Would you show every line from the records that holds "Ersuchens"?

• _Supplied material_
+-------+

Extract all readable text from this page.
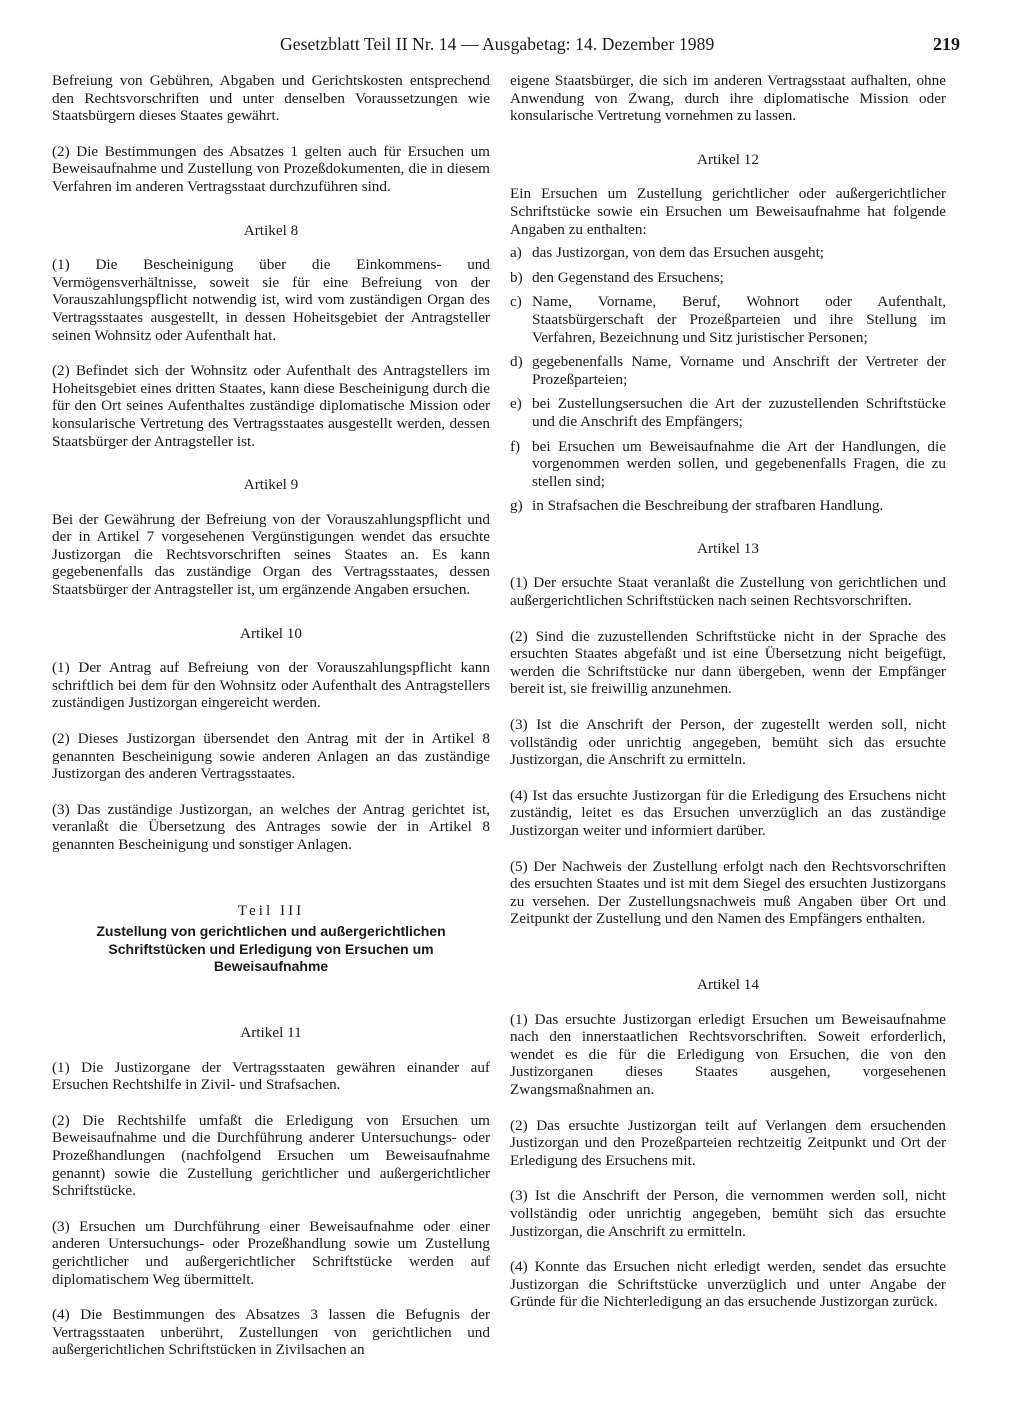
Gesetzblatt Teil II Nr. 14 — Ausgabetag: 14. Dezember 1989	219

Befreiung von Gebühren, Abgaben und Gerichtskosten entsprechend den Rechtsvorschriften und unter denselben Voraussetzungen wie Staatsbürgern dieses Staates gewährt.

(2) Die Bestimmungen des Absatzes 1 gelten auch für Ersuchen um Beweisaufnahme und Zustellung von Prozeßdokumenten, die in diesem Verfahren im anderen Vertragsstaat durchzuführen sind.

Artikel 8

(1) Die Bescheinigung über die Einkommens- und Vermögensverhältnisse, soweit sie für eine Befreiung von der Vorauszahlungspflicht notwendig ist, wird vom zuständigen Organ des Vertragsstaates ausgestellt, in dessen Hoheitsgebiet der Antragsteller seinen Wohnsitz oder Aufenthalt hat.

(2) Befindet sich der Wohnsitz oder Aufenthalt des Antragstellers im Hoheitsgebiet eines dritten Staates, kann diese Bescheinigung durch die für den Ort seines Aufenthaltes zuständige diplomatische Mission oder konsularische Vertretung des Vertragsstaates ausgestellt werden, dessen Staatsbürger der Antragsteller ist.

Artikel 9

Bei der Gewährung der Befreiung von der Vorauszahlungspflicht und der in Artikel 7 vorgesehenen Vergünstigungen wendet das ersuchte Justizorgan die Rechtsvorschriften seines Staates an. Es kann gegebenenfalls das zuständige Organ des Vertragsstaates, dessen Staatsbürger der Antragsteller ist, um ergänzende Angaben ersuchen.

Artikel 10

(1) Der Antrag auf Befreiung von der Vorauszahlungspflicht kann schriftlich bei dem für den Wohnsitz oder Aufenthalt des Antragstellers zuständigen Justizorgan eingereicht werden.

(2) Dieses Justizorgan übersendet den Antrag mit der in Artikel 8 genannten Bescheinigung sowie anderen Anlagen an das zuständige Justizorgan des anderen Vertragsstaates.

(3) Das zuständige Justizorgan, an welches der Antrag gerichtet ist, veranlaßt die Übersetzung des Antrages sowie der in Artikel 8 genannten Bescheinigung und sonstiger Anlagen.

Teil III

Zustellung von gerichtlichen und außergerichtlichen Schriftstücken und Erledigung von Ersuchen um Beweisaufnahme

Artikel 11

(1) Die Justizorgane der Vertragsstaaten gewähren einander auf Ersuchen Rechtshilfe in Zivil- und Strafsachen.

(2) Die Rechtshilfe umfaßt die Erledigung von Ersuchen um Beweisaufnahme und die Durchführung anderer Untersuchungs- oder Prozeßhandlungen (nachfolgend Ersuchen um Beweisaufnahme genannt) sowie die Zustellung gerichtlicher und außergerichtlicher Schriftstücke.

(3) Ersuchen um Durchführung einer Beweisaufnahme oder einer anderen Untersuchungs- oder Prozeßhandlung sowie um Zustellung gerichtlicher und außergerichtlicher Schriftstücke werden auf diplomatischem Weg übermittelt.

(4) Die Bestimmungen des Absatzes 3 lassen die Befugnis der Vertragsstaaten unberührt, Zustellungen von gerichtlichen und außergerichtlichen Schriftstücken in Zivilsachen an

eigene Staatsbürger, die sich im anderen Vertragsstaat aufhalten, ohne Anwendung von Zwang, durch ihre diplomatische Mission oder konsularische Vertretung vornehmen zu lassen.

Artikel 12

Ein Ersuchen um Zustellung gerichtlicher oder außergerichtlicher Schriftstücke sowie ein Ersuchen um Beweisaufnahme hat folgende Angaben zu enthalten:

a) das Justizorgan, von dem das Ersuchen ausgeht;
b) den Gegenstand des Ersuchens;
c) Name, Vorname, Beruf, Wohnort oder Aufenthalt, Staatsbürgerschaft der Prozeßparteien und ihre Stellung im Verfahren, Bezeichnung und Sitz juristischer Personen;
d) gegebenenfalls Name, Vorname und Anschrift der Vertreter der Prozeßparteien;
e) bei Zustellungsersuchen die Art der zuzustellenden Schriftstücke und die Anschrift des Empfängers;
f) bei Ersuchen um Beweisaufnahme die Art der Handlungen, die vorgenommen werden sollen, und gegebenenfalls Fragen, die zu stellen sind;
g) in Strafsachen die Beschreibung der strafbaren Handlung.
Artikel 13

(1) Der ersuchte Staat veranlaßt die Zustellung von gerichtlichen und außergerichtlichen Schriftstücken nach seinen Rechtsvorschriften.

(2) Sind die zuzustellenden Schriftstücke nicht in der Sprache des ersuchten Staates abgefaßt und ist eine Übersetzung nicht beigefügt, werden die Schriftstücke nur dann übergeben, wenn der Empfänger bereit ist, sie freiwillig anzunehmen.

(3) Ist die Anschrift der Person, der zugestellt werden soll, nicht vollständig oder unrichtig angegeben, bemüht sich das ersuchte Justizorgan, die Anschrift zu ermitteln.

(4) Ist das ersuchte Justizorgan für die Erledigung des Ersuchens nicht zuständig, leitet es das Ersuchen unverzüglich an das zuständige Justizorgan weiter und informiert darüber.

(5) Der Nachweis der Zustellung erfolgt nach den Rechtsvorschriften des ersuchten Staates und ist mit dem Siegel des ersuchten Justizorgans zu versehen. Der Zustellungsnachweis muß Angaben über Ort und Zeitpunkt der Zustellung und den Namen des Empfängers enthalten.

Artikel 14

(1) Das ersuchte Justizorgan erledigt Ersuchen um Beweisaufnahme nach den innerstaatlichen Rechtsvorschriften. Soweit erforderlich, wendet es die für die Erledigung von Ersuchen, die von den Justizorganen dieses Staates ausgehen, vorgesehenen Zwangsmaßnahmen an.

(2) Das ersuchte Justizorgan teilt auf Verlangen dem ersuchenden Justizorgan und den Prozeßparteien rechtzeitig Zeitpunkt und Ort der Erledigung des Ersuchens mit.

(3) Ist die Anschrift der Person, die vernommen werden soll, nicht vollständig oder unrichtig angegeben, bemüht sich das ersuchte Justizorgan, die Anschrift zu ermitteln.

(4) Konnte das Ersuchen nicht erledigt werden, sendet das ersuchte Justizorgan die Schriftstücke unverzüglich und unter Angabe der Gründe für die Nichterledigung an das ersuchende Justizorgan zurück.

+-------+

• _Exercise response_
b) den Gegenstand des Ersuchens;
(4) Ist das ersuchte Justizorgan für die Erledigung des Ersuchens nicht zuständig, leitet es das Ersuchen unverzüglich an das zuständige Justizorgan weiter und informiert darüber.
(2) Das ersuchte Justizorgan teilt auf Verlangen dem ersuchenden Justizorgan und den Prozeßparteien rechtzeitig Zeitpunkt und Ort der Erledigung des Ersuchens mit.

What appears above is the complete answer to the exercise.